= What the task requires =
Write out, precisely and in full, each line of the material.

= Data provided =

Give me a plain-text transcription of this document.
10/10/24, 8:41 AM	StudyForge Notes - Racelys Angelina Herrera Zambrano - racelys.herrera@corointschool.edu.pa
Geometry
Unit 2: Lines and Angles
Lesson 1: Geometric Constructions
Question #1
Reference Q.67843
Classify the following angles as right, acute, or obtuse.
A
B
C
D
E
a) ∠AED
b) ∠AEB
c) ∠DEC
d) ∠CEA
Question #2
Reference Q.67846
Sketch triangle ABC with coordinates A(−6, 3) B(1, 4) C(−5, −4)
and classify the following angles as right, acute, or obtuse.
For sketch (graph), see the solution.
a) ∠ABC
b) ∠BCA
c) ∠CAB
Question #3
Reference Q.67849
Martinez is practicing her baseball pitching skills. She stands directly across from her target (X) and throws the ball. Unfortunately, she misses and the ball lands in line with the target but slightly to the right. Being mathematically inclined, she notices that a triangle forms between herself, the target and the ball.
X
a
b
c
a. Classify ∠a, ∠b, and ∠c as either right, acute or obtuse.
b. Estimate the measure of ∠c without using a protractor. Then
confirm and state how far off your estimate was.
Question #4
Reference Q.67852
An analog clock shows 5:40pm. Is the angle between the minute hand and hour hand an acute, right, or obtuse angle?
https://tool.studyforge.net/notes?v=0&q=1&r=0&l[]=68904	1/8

= Solution to this task =
Give me a plain-text transcription of this document.
10/10/24, 8:41 AM	StudyForge Notes - Racelys Angelina Herrera Zambrano - racelys.herrera@corointschool.edu.pa
Geometry
Unit 2: Lines and Angles
Lesson 1: Geometric Constructions
Question #1
Reference Q.67843
Classify the following angles as right, acute, or obtuse.
A
B
C
D
E
a) ∠AED
b) ∠AEB
c) ∠DEC
d) ∠CEA
Question #2
Reference Q.67846
Sketch triangle ABC with coordinates A(−6, 3) B(1, 4) C(−5, −4)
and classify the following angles as right, acute, or obtuse.
For sketch (graph), see the solution.
a) ∠ABC
b) ∠BCA
c) ∠CAB
Question #3
Reference Q.67849
Martinez is practicing her baseball pitching skills. She stands directly across from her target (X) and throws the ball. Unfortunately, she misses and the ball lands in line with the target but slightly to the right. Being mathematically inclined, she notices that a triangle forms between herself, the target and the ball.
X
a
b
c
a. Classify ∠a, ∠b, and ∠c as either right, acute or obtuse.
b. Estimate the measure of ∠c without using a protractor. Then
confirm and state how far off your estimate was.
Question #4
Reference Q.67852
An analog clock shows 5:40pm. Is the angle between the minute hand and hour hand an acute, right, or obtuse angle?
https://tool.studyforge.net/notes?v=0&q=1&r=0&l[]=68904	1/8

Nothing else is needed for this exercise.